**Task goal**
Lines containing the word "Blog" should be extracted in full.

Saved data entries:
+ + + + + + +

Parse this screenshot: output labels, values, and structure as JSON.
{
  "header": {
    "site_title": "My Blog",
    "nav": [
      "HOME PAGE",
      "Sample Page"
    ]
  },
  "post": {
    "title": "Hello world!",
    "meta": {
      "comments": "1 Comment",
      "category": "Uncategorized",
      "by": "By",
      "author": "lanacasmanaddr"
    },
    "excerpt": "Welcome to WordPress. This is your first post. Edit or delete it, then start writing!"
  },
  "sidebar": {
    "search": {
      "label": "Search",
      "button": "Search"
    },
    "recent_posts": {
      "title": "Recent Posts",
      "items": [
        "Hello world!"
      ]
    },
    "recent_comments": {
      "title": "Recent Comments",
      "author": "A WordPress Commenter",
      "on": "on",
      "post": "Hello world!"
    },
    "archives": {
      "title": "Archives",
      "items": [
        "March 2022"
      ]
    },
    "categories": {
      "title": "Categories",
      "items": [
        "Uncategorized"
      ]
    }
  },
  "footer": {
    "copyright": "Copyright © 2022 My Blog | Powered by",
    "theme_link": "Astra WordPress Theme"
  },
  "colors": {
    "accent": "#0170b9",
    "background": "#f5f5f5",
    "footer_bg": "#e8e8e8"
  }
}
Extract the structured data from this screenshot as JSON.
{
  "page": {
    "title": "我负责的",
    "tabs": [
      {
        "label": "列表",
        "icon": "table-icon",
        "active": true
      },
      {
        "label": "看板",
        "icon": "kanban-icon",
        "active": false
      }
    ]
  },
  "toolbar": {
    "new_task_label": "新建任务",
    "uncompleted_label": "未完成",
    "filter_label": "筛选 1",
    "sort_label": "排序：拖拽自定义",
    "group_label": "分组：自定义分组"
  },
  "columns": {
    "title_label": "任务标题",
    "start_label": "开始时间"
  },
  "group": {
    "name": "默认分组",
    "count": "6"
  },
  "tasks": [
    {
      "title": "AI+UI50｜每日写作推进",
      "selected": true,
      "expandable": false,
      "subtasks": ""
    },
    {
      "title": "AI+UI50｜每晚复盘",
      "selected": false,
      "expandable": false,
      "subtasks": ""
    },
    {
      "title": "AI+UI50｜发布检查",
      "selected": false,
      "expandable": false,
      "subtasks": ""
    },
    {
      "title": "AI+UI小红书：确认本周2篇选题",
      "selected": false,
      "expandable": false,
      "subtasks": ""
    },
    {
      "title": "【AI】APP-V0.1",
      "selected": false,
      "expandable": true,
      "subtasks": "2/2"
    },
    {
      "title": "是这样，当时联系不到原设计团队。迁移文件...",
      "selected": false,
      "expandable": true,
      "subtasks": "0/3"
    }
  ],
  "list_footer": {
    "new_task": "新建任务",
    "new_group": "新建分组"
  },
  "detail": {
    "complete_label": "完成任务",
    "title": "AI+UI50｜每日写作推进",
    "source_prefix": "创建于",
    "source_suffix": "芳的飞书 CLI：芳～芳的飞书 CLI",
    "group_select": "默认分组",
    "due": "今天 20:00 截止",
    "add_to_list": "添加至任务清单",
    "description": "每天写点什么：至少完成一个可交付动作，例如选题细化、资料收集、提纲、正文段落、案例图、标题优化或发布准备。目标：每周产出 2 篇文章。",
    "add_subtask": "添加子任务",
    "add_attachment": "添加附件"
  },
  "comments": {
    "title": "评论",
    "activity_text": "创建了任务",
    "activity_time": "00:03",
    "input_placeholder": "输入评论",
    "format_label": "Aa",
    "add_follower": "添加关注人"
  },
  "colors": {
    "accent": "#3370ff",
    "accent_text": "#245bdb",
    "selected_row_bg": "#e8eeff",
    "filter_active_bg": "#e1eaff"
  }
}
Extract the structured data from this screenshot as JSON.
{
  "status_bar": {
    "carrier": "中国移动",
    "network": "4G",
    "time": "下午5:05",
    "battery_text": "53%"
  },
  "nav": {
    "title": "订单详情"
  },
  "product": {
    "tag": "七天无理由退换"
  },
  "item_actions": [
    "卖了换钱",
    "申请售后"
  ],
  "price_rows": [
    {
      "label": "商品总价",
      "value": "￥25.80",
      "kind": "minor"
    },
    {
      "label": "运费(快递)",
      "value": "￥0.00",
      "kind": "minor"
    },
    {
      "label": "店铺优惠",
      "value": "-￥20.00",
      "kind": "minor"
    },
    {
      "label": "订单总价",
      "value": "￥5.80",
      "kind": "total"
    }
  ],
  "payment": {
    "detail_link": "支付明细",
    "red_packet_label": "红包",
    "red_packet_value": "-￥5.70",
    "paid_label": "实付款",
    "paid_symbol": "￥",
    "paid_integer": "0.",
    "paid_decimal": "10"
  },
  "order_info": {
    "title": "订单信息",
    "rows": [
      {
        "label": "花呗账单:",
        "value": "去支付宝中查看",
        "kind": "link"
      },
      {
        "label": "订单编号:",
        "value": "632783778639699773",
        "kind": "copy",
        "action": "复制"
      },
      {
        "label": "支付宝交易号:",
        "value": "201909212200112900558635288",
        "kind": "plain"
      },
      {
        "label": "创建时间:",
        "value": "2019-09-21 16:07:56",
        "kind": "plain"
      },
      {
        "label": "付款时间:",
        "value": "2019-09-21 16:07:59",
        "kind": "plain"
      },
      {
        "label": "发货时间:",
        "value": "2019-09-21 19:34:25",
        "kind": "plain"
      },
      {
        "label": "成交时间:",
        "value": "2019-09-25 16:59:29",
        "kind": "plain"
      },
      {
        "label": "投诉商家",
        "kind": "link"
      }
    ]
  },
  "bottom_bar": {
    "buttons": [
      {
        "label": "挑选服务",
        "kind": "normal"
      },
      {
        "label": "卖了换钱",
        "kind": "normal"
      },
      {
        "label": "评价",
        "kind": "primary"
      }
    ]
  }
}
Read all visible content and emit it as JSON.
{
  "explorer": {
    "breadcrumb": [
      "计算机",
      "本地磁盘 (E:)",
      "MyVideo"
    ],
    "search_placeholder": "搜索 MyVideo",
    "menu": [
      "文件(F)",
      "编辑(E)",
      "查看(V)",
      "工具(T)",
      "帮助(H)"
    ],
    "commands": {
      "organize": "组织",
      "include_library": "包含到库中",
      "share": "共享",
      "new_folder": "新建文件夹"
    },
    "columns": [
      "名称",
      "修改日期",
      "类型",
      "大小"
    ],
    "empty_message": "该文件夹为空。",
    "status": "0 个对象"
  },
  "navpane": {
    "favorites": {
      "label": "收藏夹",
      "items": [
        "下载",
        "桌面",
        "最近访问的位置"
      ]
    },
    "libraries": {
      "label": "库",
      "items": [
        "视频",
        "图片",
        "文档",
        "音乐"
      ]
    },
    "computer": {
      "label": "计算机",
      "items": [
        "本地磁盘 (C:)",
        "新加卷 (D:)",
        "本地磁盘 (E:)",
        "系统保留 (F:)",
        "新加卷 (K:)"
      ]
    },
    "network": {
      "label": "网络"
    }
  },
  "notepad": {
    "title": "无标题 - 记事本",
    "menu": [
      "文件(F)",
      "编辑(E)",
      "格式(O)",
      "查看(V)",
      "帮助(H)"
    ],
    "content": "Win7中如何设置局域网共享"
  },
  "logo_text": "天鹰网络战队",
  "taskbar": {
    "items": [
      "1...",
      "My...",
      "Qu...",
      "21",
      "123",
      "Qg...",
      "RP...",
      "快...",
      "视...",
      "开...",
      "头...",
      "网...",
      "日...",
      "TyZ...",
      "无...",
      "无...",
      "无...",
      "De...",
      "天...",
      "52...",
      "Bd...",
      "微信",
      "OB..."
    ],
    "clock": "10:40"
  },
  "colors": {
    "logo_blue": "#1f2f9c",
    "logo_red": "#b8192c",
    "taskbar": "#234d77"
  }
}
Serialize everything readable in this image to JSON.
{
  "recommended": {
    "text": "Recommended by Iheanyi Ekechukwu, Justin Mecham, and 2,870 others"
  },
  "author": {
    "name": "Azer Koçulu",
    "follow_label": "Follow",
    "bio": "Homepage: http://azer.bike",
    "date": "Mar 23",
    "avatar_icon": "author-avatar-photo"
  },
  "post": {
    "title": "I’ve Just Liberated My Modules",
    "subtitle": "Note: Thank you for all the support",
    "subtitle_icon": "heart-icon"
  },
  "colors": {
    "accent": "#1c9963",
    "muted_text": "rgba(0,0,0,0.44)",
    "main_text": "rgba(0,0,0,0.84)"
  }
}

+ + + + + + +

**Correct answer**
    "site_title": "My Blog",
    "copyright": "Copyright © 2022 My Blog | Powered by",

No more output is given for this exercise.